Stored data entries
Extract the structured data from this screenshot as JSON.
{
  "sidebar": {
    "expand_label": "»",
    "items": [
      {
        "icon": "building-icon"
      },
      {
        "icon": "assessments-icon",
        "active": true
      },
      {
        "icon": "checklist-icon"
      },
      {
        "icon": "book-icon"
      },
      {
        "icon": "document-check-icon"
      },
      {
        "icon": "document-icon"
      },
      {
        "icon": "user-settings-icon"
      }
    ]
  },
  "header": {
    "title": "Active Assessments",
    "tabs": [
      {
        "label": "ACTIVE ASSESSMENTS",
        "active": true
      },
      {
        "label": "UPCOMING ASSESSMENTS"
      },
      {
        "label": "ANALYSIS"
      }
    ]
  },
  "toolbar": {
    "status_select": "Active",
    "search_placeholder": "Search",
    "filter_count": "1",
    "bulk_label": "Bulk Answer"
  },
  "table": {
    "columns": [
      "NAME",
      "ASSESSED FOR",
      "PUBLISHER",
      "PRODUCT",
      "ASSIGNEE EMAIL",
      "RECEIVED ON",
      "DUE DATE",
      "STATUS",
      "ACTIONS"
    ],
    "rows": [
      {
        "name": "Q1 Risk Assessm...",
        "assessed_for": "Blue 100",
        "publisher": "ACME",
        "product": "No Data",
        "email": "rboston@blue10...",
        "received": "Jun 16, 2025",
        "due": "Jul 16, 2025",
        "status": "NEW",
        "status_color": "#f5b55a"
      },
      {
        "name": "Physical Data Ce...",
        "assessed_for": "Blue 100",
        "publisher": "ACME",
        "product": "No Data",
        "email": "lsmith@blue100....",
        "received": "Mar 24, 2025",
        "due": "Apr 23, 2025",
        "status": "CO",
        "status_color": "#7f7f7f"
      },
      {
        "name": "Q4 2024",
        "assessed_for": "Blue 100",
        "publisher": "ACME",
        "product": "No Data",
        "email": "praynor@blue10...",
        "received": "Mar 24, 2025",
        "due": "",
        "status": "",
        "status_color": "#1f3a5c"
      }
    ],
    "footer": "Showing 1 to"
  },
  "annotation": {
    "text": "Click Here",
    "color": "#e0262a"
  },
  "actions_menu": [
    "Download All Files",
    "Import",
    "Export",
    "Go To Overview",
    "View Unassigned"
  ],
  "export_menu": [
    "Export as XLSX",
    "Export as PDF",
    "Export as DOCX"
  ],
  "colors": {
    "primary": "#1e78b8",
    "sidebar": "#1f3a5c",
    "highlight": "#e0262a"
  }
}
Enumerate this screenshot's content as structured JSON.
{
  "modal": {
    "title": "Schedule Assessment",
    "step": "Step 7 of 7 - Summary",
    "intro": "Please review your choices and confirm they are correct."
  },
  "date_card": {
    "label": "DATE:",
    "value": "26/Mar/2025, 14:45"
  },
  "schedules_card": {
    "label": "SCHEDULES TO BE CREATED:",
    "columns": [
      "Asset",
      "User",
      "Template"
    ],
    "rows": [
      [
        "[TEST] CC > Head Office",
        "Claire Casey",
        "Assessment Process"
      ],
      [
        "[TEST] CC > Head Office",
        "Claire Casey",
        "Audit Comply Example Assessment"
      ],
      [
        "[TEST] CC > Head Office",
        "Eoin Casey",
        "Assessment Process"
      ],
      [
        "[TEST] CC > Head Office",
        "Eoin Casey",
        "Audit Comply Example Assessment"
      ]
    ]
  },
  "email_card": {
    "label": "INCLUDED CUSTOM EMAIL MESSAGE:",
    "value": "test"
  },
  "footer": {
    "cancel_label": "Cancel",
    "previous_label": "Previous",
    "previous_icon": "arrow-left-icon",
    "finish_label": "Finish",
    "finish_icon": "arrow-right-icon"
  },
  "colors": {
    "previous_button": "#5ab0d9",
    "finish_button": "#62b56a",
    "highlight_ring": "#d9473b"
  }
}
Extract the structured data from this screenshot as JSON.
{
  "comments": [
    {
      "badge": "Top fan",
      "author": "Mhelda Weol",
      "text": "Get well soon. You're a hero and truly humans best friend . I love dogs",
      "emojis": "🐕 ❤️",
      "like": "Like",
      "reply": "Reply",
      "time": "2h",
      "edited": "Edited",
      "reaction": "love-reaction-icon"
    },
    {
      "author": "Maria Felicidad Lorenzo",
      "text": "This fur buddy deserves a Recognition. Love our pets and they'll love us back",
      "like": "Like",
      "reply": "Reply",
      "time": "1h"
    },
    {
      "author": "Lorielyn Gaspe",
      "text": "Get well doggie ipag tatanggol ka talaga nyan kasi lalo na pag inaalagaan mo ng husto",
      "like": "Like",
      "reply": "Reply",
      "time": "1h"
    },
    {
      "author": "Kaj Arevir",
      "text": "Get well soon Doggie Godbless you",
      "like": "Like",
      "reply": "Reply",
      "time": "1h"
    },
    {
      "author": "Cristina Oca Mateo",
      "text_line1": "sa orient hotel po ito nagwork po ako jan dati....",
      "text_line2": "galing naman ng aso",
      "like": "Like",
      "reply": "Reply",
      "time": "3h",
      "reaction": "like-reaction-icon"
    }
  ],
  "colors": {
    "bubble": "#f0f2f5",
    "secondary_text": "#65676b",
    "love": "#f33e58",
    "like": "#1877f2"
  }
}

STATED GOAL
From the listing above, return each line with the word "reaction".

THE ANSWER
      "reaction": "love-reaction-icon"
      "reaction": "like-reaction-icon"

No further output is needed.